Challenge. Lines holding the string "Velocity" are the ones to copy; find them all in the data.

Dataset records.
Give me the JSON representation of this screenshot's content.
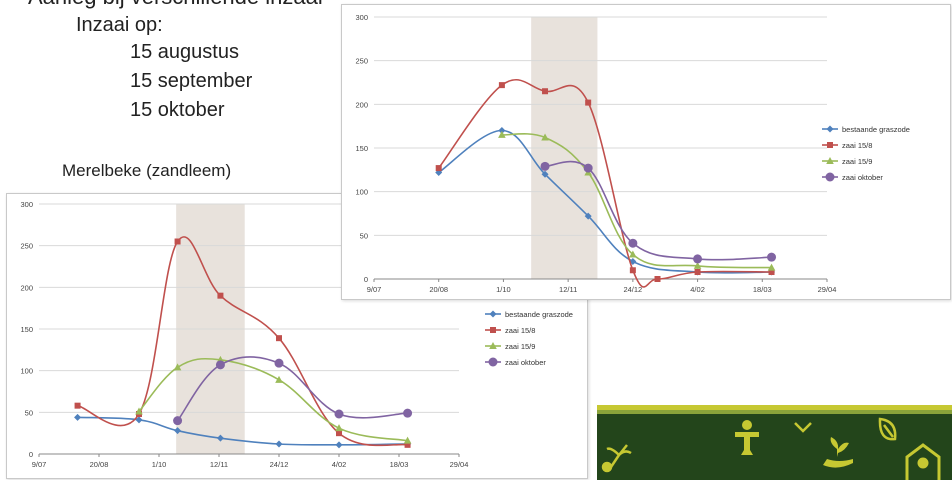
{
  "slide": {
    "heading": "Aanleg bij verschillende inzaai",
    "inzaai_label": "Inzaai op:",
    "dates": [
      "15 augustus",
      "15 september",
      "15 oktober"
    ],
    "location": "Merelbeke (zandleem)"
  },
  "colors": {
    "bestaande": "#4f81bd",
    "zaai15_8": "#c0504d",
    "zaai15_9": "#9bbb59",
    "zaaiokt": "#8064a2",
    "shade": "#e8e2dc",
    "grid": "#d9d9d9",
    "banner": "#23451b"
  },
  "banner_icons": [
    "sprout-icon",
    "scarecrow-icon",
    "plant-hand-icon",
    "leaf-icon",
    "house-icon",
    "seedling-icon"
  ],
  "chart_data": [
    {
      "type": "line",
      "x_ticks": [
        "9/07",
        "20/08",
        "1/10",
        "12/11",
        "24/12",
        "4/02",
        "18/03",
        "29/04"
      ],
      "xlim": [
        "2014-07-09",
        "2015-04-29"
      ],
      "ylim": [
        0,
        300
      ],
      "y_ticks": [
        "0",
        "50",
        "100",
        "150",
        "200",
        "250",
        "300"
      ],
      "grid": true,
      "legend": "right",
      "shaded_period": [
        "2014-10-19",
        "2014-12-01"
      ],
      "series": [
        {
          "name": "bestaande graszode",
          "color_key": "bestaande",
          "marker": "diamond",
          "points": [
            [
              "2014-08-20",
              122
            ],
            [
              "2014-09-30",
              170
            ],
            [
              "2014-10-28",
              120
            ],
            [
              "2014-11-25",
              72
            ],
            [
              "2014-12-24",
              20
            ],
            [
              "2015-02-04",
              8
            ],
            [
              "2015-03-24",
              8
            ]
          ]
        },
        {
          "name": "zaai 15/8",
          "color_key": "zaai15_8",
          "marker": "square",
          "points": [
            [
              "2014-08-20",
              127
            ],
            [
              "2014-09-30",
              222
            ],
            [
              "2014-10-28",
              215
            ],
            [
              "2014-11-25",
              202
            ],
            [
              "2014-12-24",
              10
            ],
            [
              "2015-01-09",
              0
            ],
            [
              "2015-02-04",
              8
            ],
            [
              "2015-03-24",
              8
            ]
          ]
        },
        {
          "name": "zaai 15/9",
          "color_key": "zaai15_9",
          "marker": "triangle",
          "points": [
            [
              "2014-09-30",
              165
            ],
            [
              "2014-10-28",
              162
            ],
            [
              "2014-11-25",
              122
            ],
            [
              "2014-12-24",
              28
            ],
            [
              "2015-02-04",
              15
            ],
            [
              "2015-03-24",
              13
            ]
          ]
        },
        {
          "name": "zaai oktober",
          "color_key": "zaaiokt",
          "marker": "circle",
          "points": [
            [
              "2014-10-28",
              129
            ],
            [
              "2014-11-25",
              127
            ],
            [
              "2014-12-24",
              41
            ],
            [
              "2015-02-04",
              23
            ],
            [
              "2015-03-24",
              25
            ]
          ]
        }
      ]
    },
    {
      "type": "line",
      "x_ticks": [
        "9/07",
        "20/08",
        "1/10",
        "12/11",
        "24/12",
        "4/02",
        "18/03",
        "29/04"
      ],
      "xlim": [
        "2014-07-09",
        "2015-04-29"
      ],
      "ylim": [
        0,
        300
      ],
      "y_ticks": [
        "0",
        "50",
        "100",
        "150",
        "200",
        "250",
        "300"
      ],
      "grid": true,
      "legend": "right",
      "shaded_period": [
        "2014-10-13",
        "2014-11-30"
      ],
      "series": [
        {
          "name": "bestaande graszode",
          "color_key": "bestaande",
          "marker": "diamond",
          "points": [
            [
              "2014-08-05",
              44
            ],
            [
              "2014-09-17",
              41
            ],
            [
              "2014-10-14",
              28
            ],
            [
              "2014-11-13",
              19
            ],
            [
              "2014-12-24",
              12
            ],
            [
              "2015-02-04",
              11
            ],
            [
              "2015-03-24",
              12
            ]
          ]
        },
        {
          "name": "zaai 15/8",
          "color_key": "zaai15_8",
          "marker": "square",
          "points": [
            [
              "2014-08-05",
              58
            ],
            [
              "2014-09-17",
              48
            ],
            [
              "2014-10-14",
              255
            ],
            [
              "2014-11-13",
              190
            ],
            [
              "2014-12-24",
              139
            ],
            [
              "2015-02-04",
              25
            ],
            [
              "2015-03-24",
              11
            ]
          ]
        },
        {
          "name": "zaai 15/9",
          "color_key": "zaai15_9",
          "marker": "triangle",
          "points": [
            [
              "2014-09-17",
              51
            ],
            [
              "2014-10-14",
              104
            ],
            [
              "2014-11-13",
              113
            ],
            [
              "2014-12-24",
              89
            ],
            [
              "2015-02-04",
              31
            ],
            [
              "2015-03-24",
              16
            ]
          ]
        },
        {
          "name": "zaai oktober",
          "color_key": "zaaiokt",
          "marker": "circle",
          "points": [
            [
              "2014-10-14",
              40
            ],
            [
              "2014-11-13",
              107
            ],
            [
              "2014-12-24",
              109
            ],
            [
              "2015-02-04",
              48
            ],
            [
              "2015-03-24",
              49
            ]
          ]
        }
      ]
    }
  ]
}
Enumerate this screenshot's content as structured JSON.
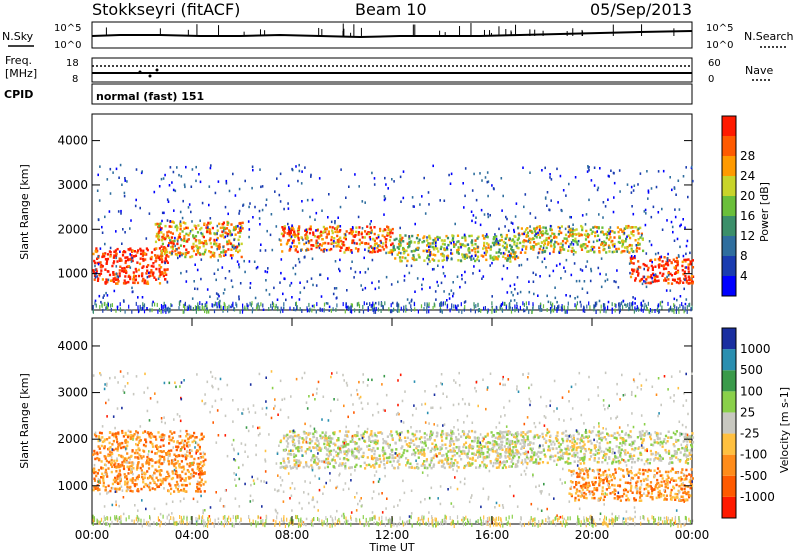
{
  "header": {
    "title": "Stokkseyri (fitACF)",
    "beam": "Beam 10",
    "date": "05/Sep/2013"
  },
  "noise_panel": {
    "left_label": "N.Sky",
    "right_label": "N.Search",
    "left_ticks": [
      "10^5",
      "10^0"
    ],
    "right_ticks": [
      "10^5",
      "10^0"
    ]
  },
  "freq_panel": {
    "left_label_line1": "Freq.",
    "left_label_line2": "[MHz]",
    "right_label": "Nave",
    "left_ticks": [
      "18",
      "8"
    ],
    "right_ticks": [
      "60",
      "0"
    ]
  },
  "cpid": {
    "label": "CPID",
    "value": "normal (fast) 151"
  },
  "chart_data": [
    {
      "type": "heatmap",
      "quantity": "Power",
      "ylabel": "Slant Range [km]",
      "xlabel": "",
      "ylim": [
        180,
        4600
      ],
      "yticks": [
        "1000",
        "2000",
        "3000",
        "4000"
      ],
      "colorbar_label": "Power [dB]",
      "colorbar_ticks": [
        "4",
        "8",
        "12",
        "16",
        "20",
        "24",
        "28"
      ],
      "colors": [
        "#0000ff",
        "#1a3cb0",
        "#2f6e9e",
        "#3b8f6a",
        "#6abf3a",
        "#c8d42a",
        "#ff9a00",
        "#ff5a00",
        "#ff1a00"
      ],
      "bands": [
        {
          "t0": 0.0,
          "t1": 3.0,
          "r0": 800,
          "r1": 1600,
          "level": 28
        },
        {
          "t0": 2.5,
          "t1": 6.0,
          "r0": 1400,
          "r1": 2200,
          "level": 22
        },
        {
          "t0": 7.5,
          "t1": 12.0,
          "r0": 1500,
          "r1": 2100,
          "level": 24
        },
        {
          "t0": 12.0,
          "t1": 17.0,
          "r0": 1300,
          "r1": 1900,
          "level": 18
        },
        {
          "t0": 17.0,
          "t1": 22.0,
          "r0": 1500,
          "r1": 2100,
          "level": 20
        },
        {
          "t0": 21.5,
          "t1": 24.0,
          "r0": 800,
          "r1": 1400,
          "level": 28
        }
      ]
    },
    {
      "type": "heatmap",
      "quantity": "Velocity",
      "ylabel": "Slant Range [km]",
      "xlabel": "Time UT",
      "xticks": [
        "00:00",
        "04:00",
        "08:00",
        "12:00",
        "16:00",
        "20:00",
        "00:00"
      ],
      "ylim": [
        180,
        4600
      ],
      "yticks": [
        "1000",
        "2000",
        "3000",
        "4000"
      ],
      "colorbar_label": "Velocity [m s-1]",
      "colorbar_ticks": [
        "1000",
        "500",
        "100",
        "25",
        "-25",
        "-100",
        "-500",
        "-1000"
      ],
      "colors": [
        "#1a2fa0",
        "#2a8fb0",
        "#3a9a4a",
        "#8ad04a",
        "#c8c8c0",
        "#ffc040",
        "#ff8c1a",
        "#ff5a00",
        "#ff1a00"
      ],
      "bands": [
        {
          "t0": 0.0,
          "t1": 4.5,
          "r0": 900,
          "r1": 2200,
          "level": -500
        },
        {
          "t0": 7.5,
          "t1": 17.0,
          "r0": 1400,
          "r1": 2200,
          "level": 0
        },
        {
          "t0": 16.0,
          "t1": 24.0,
          "r0": 1500,
          "r1": 2200,
          "level": 0
        },
        {
          "t0": 19.0,
          "t1": 24.0,
          "r0": 700,
          "r1": 1400,
          "level": -500
        }
      ]
    }
  ]
}
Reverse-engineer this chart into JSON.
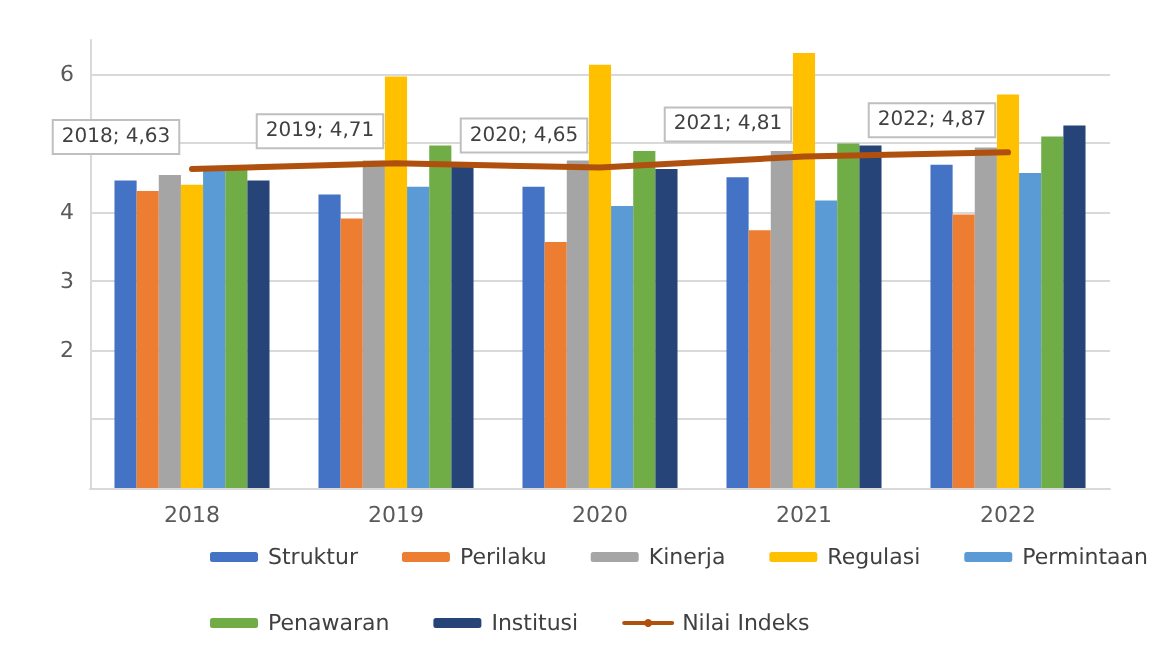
{
  "chart_data": {
    "type": "bar",
    "categories": [
      "2018",
      "2019",
      "2020",
      "2021",
      "2022"
    ],
    "series": [
      {
        "name": "Struktur",
        "color": "#4472c4",
        "values": [
          4.46,
          4.26,
          4.37,
          4.51,
          4.69
        ]
      },
      {
        "name": "Perilaku",
        "color": "#ed7d31",
        "values": [
          4.31,
          3.91,
          3.57,
          3.74,
          3.97
        ]
      },
      {
        "name": "Kinerja",
        "color": "#a5a5a5",
        "values": [
          4.54,
          4.75,
          4.75,
          4.89,
          4.94
        ]
      },
      {
        "name": "Regulasi",
        "color": "#ffc000",
        "values": [
          4.4,
          5.97,
          6.14,
          6.31,
          5.71
        ]
      },
      {
        "name": "Permintaan",
        "color": "#5b9bd5",
        "values": [
          4.65,
          4.37,
          4.09,
          4.17,
          4.57
        ]
      },
      {
        "name": "Penawaran",
        "color": "#70ad47",
        "values": [
          4.65,
          4.97,
          4.89,
          5.0,
          5.1
        ]
      },
      {
        "name": "Institusi",
        "color": "#264478",
        "values": [
          4.46,
          4.69,
          4.63,
          4.97,
          5.26
        ]
      },
      {
        "name": "Nilai Indeks",
        "type": "line",
        "color": "#b0500f",
        "values": [
          4.63,
          4.71,
          4.65,
          4.81,
          4.87
        ],
        "value_labels": [
          "2018; 4,63",
          "2019; 4,71",
          "2020; 4,65",
          "2021; 4,81",
          "2022; 4,87"
        ]
      }
    ],
    "ylim": [
      0,
      6.5
    ],
    "yticks": [
      {
        "value": 0,
        "label": null
      },
      {
        "value": 1,
        "label": null
      },
      2,
      3,
      4,
      {
        "value": 5,
        "label": null
      },
      6
    ],
    "grid": "y",
    "legend": "bottom",
    "marker": "none"
  }
}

Solution for this problem.
      "quantity": "Velocity",
      "colorbar_label": "Velocity [m s-1]",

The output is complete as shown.